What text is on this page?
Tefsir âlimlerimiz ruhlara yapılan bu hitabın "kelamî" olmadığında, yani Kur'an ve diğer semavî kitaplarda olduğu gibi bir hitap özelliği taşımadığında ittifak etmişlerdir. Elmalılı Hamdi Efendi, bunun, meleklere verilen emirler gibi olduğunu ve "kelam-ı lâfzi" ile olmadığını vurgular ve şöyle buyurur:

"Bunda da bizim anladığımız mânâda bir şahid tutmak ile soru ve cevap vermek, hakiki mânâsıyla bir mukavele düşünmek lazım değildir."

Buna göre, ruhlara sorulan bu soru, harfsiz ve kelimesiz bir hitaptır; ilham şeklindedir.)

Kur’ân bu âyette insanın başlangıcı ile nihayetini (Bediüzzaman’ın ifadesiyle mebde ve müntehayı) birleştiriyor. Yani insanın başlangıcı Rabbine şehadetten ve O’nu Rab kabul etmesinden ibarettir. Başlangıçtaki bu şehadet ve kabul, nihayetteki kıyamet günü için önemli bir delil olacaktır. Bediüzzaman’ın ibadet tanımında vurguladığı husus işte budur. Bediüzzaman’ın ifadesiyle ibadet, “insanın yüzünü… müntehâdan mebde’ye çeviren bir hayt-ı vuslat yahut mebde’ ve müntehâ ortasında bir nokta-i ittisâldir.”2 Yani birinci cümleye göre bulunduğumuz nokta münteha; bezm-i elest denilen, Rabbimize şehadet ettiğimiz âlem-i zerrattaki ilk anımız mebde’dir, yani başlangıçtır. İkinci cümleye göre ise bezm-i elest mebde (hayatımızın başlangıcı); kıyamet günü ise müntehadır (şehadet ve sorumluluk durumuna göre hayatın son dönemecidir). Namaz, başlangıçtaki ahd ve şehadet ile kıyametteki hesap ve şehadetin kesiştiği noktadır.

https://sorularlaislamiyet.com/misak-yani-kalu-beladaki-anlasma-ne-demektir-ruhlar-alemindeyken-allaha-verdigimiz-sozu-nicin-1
§
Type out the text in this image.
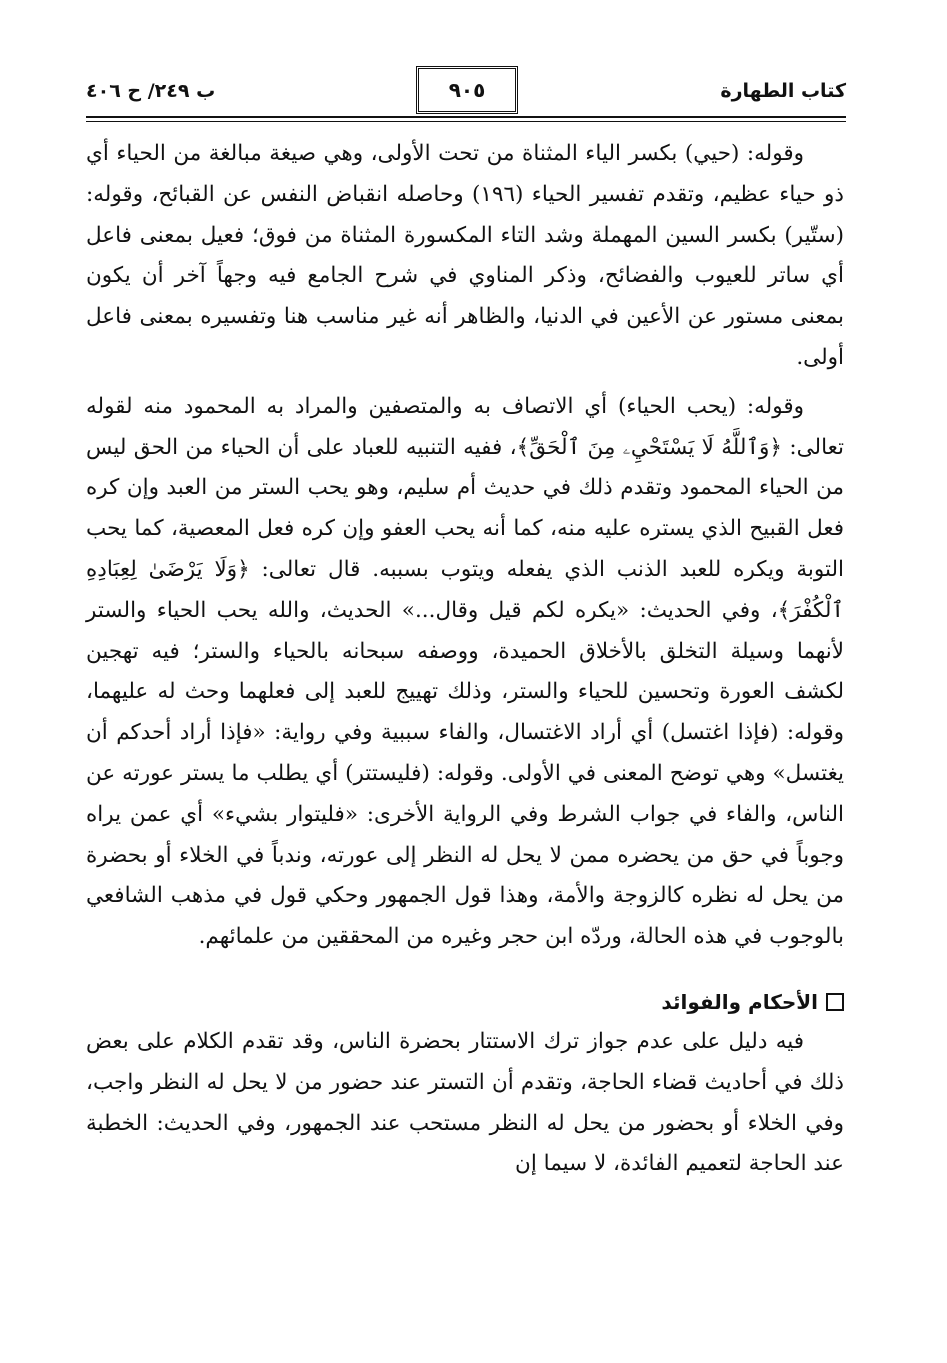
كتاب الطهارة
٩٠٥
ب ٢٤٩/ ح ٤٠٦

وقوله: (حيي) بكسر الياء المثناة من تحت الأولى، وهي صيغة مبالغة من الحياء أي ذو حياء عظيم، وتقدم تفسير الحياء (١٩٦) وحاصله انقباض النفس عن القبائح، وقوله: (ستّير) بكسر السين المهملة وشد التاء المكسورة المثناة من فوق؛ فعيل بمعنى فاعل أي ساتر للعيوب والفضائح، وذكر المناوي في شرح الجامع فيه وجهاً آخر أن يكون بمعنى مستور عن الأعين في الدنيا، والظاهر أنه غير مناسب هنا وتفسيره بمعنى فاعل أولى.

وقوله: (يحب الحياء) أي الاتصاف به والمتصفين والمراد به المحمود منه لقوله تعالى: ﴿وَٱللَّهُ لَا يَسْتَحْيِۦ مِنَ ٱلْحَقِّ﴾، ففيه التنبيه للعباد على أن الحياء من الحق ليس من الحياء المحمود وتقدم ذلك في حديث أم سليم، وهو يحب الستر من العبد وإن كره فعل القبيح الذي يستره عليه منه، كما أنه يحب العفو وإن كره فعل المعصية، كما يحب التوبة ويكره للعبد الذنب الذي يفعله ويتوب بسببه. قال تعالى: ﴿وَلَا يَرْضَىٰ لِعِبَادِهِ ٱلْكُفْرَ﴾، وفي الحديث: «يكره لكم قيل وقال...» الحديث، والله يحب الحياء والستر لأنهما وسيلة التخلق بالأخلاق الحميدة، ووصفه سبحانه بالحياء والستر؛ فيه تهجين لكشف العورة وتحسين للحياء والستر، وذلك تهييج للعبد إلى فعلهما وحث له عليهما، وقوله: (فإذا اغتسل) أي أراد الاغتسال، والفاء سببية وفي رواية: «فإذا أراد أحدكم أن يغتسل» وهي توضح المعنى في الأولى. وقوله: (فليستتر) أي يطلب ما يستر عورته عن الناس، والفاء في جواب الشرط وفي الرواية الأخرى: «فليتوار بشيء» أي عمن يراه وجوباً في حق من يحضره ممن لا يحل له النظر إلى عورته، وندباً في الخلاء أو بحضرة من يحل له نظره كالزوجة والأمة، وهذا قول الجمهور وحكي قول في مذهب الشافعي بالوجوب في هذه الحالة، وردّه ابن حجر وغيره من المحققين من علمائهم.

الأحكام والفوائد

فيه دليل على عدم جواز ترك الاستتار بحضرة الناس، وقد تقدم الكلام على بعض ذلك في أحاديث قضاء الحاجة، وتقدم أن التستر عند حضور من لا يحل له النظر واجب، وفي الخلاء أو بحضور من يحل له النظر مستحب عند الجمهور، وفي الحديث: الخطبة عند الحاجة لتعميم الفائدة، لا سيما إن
§
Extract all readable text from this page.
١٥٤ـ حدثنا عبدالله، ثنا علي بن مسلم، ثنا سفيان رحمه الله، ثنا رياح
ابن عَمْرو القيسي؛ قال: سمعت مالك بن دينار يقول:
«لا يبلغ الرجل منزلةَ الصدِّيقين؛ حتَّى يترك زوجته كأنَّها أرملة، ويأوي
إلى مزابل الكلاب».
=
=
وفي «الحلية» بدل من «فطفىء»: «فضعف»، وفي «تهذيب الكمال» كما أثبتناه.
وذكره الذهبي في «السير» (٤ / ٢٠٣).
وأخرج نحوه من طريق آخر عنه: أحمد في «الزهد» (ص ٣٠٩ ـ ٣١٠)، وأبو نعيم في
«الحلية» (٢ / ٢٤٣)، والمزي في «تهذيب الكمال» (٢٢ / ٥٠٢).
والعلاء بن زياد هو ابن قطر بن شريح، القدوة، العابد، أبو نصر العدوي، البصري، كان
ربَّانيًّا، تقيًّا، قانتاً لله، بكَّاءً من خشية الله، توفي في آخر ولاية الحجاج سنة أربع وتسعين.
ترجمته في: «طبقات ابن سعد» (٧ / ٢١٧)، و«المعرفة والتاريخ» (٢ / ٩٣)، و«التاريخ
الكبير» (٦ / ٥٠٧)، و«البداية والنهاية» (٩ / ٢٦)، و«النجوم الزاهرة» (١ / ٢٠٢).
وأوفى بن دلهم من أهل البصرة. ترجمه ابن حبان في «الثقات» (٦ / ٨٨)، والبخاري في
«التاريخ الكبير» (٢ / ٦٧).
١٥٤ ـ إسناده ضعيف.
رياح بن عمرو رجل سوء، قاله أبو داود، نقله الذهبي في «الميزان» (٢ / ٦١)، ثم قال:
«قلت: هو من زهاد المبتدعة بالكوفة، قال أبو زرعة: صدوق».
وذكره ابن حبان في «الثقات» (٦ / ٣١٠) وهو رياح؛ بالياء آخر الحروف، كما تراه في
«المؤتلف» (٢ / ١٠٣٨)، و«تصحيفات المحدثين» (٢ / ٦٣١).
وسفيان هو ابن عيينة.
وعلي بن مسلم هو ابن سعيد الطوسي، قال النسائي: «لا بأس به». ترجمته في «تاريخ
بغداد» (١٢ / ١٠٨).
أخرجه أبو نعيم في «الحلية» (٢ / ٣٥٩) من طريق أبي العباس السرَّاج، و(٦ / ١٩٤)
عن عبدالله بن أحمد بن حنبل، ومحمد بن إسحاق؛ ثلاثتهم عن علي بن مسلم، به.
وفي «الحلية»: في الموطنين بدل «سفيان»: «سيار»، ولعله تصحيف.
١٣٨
§
## [Aim]
Look for the word "ruhlara" in every line of the listing and copy the lines that have it.

## [Solution]
Tefsir âlimlerimiz ruhlara yapılan bu hitabın "kelamî" olmadığında, yani Kur'an ve diğer semavî kitaplarda olduğu gibi bir hitap özelliği taşımadığında ittifak etmişlerdir. Elmalılı Hamdi Efendi, bunun, meleklere verilen emirler gibi olduğunu ve "kelam-ı lâfzi" ile olmadığını vurgular ve şöyle buyurur:
Buna göre, ruhlara sorulan bu soru, harfsiz ve kelimesiz bir hitaptır; ilham şeklindedir.)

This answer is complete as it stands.